Required task — Convert the lines of the records from the one containing "- volume-cell: [203, 1, 222, 67]" through the one containing "- journal-name-cell: ENVIRONMENTAL" into a JSON list of strings, one string per line, and omit any blank lines.
___ Exercise input
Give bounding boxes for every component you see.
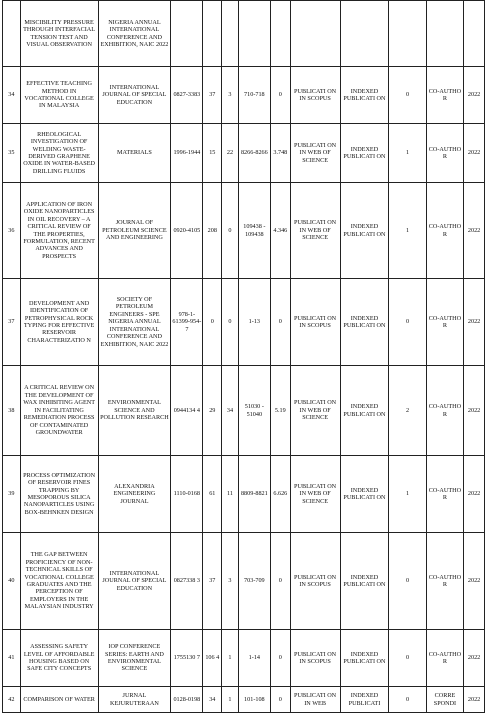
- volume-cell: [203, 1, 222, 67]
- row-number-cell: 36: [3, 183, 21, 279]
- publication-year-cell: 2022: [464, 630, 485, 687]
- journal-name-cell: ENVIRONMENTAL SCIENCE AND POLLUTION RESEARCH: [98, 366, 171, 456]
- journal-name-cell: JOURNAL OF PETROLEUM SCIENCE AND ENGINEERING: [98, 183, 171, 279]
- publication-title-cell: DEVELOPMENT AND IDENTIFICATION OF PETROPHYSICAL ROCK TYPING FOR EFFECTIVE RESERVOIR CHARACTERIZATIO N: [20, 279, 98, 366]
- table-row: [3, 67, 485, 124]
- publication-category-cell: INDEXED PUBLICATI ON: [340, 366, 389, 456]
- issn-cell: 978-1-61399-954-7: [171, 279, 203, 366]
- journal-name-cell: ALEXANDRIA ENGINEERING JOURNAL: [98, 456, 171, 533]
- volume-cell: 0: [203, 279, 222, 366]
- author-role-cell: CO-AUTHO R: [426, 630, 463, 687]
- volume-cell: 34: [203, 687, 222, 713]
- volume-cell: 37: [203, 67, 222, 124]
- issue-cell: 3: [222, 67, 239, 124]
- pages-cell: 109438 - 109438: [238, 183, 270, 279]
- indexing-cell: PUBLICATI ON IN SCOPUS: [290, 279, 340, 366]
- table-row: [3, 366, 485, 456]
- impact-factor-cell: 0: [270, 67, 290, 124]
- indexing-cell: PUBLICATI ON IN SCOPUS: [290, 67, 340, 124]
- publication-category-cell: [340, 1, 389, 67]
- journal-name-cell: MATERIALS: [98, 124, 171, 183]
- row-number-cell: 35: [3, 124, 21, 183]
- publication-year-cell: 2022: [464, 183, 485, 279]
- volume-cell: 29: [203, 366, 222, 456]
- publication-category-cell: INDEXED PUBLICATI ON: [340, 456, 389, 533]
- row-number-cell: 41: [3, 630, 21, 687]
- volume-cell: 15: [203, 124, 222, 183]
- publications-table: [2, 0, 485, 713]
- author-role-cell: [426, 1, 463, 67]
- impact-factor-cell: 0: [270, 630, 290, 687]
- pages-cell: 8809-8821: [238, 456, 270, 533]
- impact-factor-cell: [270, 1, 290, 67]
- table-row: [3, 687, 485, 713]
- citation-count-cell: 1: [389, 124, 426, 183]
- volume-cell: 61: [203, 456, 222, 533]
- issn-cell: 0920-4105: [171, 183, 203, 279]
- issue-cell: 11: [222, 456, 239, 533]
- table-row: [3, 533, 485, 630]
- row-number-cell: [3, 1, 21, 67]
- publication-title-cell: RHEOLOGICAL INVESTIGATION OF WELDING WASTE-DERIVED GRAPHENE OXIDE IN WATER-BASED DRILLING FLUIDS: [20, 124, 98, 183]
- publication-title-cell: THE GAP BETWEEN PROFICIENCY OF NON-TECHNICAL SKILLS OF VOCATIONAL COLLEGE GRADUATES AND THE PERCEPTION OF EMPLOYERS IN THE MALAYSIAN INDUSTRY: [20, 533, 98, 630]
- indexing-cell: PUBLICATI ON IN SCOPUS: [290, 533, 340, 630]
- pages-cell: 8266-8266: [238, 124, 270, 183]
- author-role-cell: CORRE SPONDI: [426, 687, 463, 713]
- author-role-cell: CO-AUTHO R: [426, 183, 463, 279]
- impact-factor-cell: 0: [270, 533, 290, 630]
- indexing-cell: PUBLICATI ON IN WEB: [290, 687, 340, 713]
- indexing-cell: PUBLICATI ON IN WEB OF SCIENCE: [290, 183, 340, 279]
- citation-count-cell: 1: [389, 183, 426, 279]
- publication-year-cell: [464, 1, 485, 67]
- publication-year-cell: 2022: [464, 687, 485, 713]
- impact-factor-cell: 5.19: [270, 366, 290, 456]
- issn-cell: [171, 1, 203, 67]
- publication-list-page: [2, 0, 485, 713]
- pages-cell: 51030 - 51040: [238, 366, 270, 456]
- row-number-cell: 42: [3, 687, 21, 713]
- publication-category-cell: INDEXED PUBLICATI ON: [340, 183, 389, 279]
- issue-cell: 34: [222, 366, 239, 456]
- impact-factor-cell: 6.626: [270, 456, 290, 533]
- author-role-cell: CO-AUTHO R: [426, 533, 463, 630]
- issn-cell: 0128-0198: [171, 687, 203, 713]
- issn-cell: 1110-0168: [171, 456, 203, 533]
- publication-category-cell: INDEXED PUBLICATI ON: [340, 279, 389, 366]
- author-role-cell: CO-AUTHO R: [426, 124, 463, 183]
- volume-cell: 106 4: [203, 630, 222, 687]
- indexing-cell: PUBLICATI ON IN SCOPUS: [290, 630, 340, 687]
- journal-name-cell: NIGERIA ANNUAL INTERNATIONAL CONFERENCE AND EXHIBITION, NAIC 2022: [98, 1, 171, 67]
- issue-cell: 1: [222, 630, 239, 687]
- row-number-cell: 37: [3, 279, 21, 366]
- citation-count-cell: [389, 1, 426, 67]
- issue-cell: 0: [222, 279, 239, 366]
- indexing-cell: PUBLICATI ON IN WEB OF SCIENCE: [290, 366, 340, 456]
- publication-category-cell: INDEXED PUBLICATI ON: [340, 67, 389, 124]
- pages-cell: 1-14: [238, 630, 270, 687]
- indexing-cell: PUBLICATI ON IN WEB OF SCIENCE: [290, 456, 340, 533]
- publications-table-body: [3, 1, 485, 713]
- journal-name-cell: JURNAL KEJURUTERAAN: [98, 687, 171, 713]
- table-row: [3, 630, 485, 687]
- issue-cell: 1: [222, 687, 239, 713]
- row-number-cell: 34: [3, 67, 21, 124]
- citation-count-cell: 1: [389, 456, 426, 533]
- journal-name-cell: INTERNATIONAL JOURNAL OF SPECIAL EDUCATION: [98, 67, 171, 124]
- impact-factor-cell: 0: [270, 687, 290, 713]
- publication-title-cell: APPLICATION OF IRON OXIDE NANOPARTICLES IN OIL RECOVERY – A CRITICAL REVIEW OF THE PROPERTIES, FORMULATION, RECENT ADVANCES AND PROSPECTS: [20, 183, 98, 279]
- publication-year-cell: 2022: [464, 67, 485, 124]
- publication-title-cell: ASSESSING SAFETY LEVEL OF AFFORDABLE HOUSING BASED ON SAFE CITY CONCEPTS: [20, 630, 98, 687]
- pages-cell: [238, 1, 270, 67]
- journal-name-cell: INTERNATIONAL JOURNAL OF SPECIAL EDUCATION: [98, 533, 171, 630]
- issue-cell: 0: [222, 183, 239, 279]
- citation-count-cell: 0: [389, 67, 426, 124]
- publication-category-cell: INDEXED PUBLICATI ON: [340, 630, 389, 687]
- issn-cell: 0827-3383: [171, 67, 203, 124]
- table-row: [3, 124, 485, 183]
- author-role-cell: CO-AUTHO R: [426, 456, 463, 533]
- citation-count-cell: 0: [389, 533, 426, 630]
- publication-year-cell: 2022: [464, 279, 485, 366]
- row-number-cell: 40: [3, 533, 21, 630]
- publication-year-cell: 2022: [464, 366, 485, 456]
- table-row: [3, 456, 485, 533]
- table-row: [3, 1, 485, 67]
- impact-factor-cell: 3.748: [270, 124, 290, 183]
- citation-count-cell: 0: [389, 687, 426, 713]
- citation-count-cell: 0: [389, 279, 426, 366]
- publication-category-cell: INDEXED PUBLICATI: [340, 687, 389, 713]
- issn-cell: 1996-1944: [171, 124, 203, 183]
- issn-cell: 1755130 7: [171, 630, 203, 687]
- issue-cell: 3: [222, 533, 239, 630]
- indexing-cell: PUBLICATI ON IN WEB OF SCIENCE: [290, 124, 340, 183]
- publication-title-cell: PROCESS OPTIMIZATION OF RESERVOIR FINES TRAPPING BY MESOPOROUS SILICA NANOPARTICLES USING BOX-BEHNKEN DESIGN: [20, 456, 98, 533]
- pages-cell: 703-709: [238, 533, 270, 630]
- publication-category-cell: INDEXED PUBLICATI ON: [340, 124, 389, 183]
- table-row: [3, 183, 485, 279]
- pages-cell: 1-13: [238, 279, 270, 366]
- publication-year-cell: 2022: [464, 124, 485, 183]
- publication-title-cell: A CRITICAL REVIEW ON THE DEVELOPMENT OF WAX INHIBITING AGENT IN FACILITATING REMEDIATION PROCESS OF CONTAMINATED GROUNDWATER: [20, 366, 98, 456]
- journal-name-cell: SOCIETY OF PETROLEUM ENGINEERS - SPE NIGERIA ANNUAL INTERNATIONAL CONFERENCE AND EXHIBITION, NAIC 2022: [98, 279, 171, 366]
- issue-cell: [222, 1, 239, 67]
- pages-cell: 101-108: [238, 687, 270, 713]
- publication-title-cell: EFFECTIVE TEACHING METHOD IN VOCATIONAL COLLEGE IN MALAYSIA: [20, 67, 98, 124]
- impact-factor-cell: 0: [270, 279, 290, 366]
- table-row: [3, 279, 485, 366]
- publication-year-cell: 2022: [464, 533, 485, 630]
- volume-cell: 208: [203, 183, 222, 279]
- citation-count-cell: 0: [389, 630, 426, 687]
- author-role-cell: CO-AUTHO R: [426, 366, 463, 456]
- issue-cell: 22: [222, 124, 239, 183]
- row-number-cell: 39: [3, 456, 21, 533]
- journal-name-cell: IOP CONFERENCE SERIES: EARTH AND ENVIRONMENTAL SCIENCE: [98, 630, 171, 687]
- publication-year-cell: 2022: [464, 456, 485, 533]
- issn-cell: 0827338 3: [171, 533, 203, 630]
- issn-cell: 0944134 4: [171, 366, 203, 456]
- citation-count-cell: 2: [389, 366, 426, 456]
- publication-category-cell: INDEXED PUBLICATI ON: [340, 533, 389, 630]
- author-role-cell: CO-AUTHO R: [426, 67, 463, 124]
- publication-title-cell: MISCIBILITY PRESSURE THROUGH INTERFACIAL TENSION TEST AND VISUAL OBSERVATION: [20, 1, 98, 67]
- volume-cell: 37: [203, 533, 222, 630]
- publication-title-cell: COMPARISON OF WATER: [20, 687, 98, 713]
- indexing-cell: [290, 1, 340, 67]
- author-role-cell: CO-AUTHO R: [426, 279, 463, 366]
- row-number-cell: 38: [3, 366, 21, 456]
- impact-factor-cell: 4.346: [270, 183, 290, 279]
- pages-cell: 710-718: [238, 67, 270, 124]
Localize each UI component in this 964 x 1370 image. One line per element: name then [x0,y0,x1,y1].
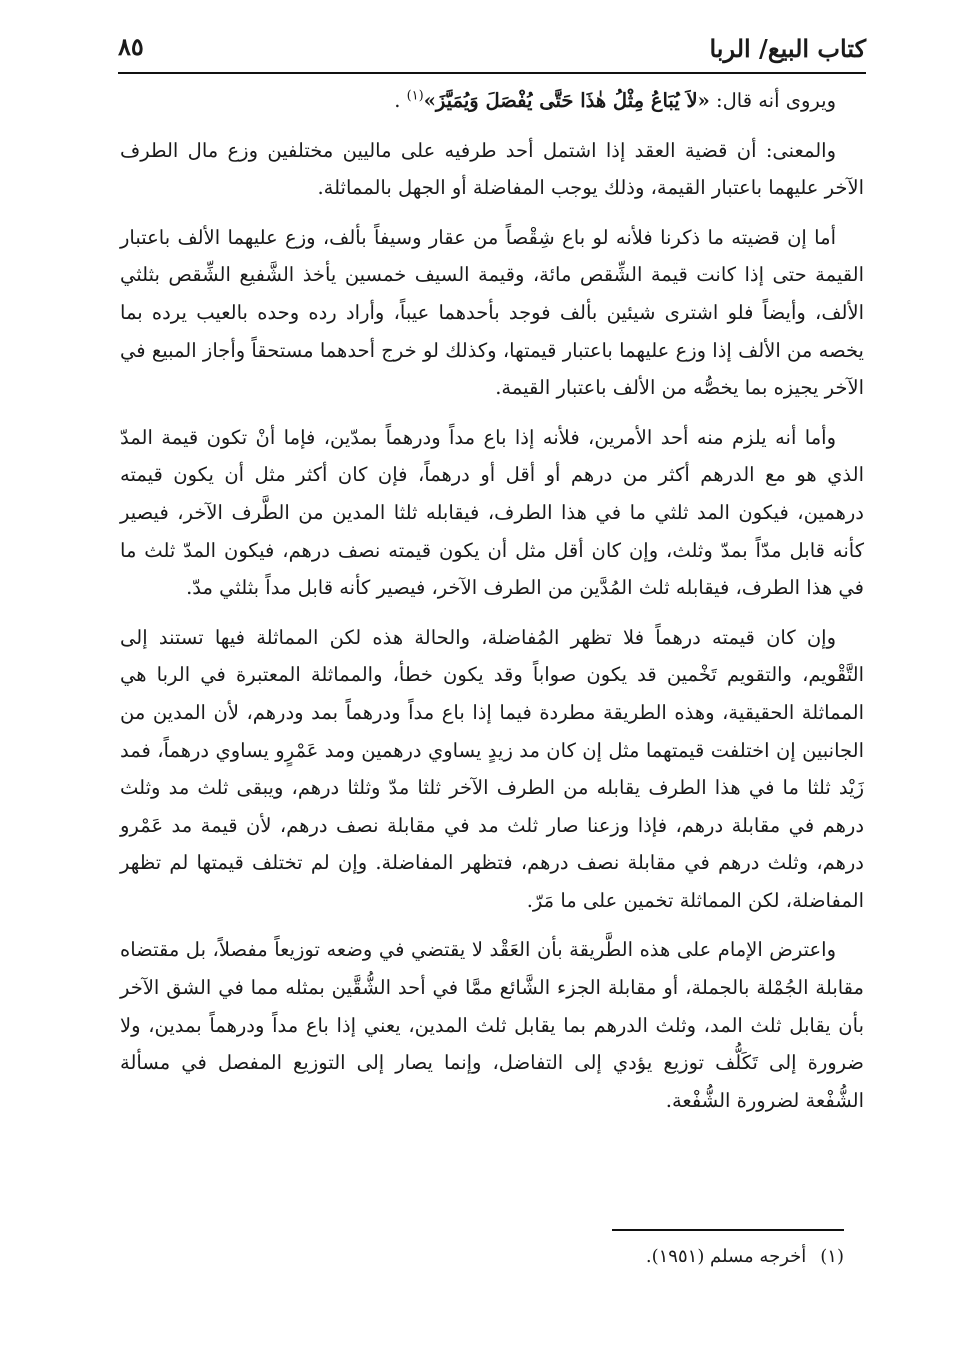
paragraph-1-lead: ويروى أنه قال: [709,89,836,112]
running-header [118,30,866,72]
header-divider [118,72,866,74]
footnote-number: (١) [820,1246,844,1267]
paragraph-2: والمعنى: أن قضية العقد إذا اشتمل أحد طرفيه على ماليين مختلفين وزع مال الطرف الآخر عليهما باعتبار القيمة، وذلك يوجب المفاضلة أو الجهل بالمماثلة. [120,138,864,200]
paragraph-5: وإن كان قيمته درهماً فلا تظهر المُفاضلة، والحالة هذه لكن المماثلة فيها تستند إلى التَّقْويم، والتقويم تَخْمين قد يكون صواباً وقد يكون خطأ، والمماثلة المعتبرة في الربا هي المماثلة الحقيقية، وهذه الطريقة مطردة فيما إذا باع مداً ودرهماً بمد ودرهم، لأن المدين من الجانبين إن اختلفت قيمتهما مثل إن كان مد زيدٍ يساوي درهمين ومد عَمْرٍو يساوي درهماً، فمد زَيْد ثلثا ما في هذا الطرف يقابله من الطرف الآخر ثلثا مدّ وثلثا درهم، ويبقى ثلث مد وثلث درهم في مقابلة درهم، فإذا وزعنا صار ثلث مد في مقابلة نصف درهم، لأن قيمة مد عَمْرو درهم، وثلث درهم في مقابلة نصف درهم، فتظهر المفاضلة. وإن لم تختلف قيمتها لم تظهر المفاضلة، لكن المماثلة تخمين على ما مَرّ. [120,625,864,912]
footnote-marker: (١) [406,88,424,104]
______
Final result —
[
  "- volume-cell: [203, 1, 222, 67]",
  "- row-number-cell: 36: [3, 183, 21, 279]",
  "- publication-year-cell: 2022: [464, 630, 485, 687]",
  "- journal-name-cell: ENVIRONMENTAL SCIENCE AND POLLUTION RESEARCH: [98, 366, 171, 456]"
]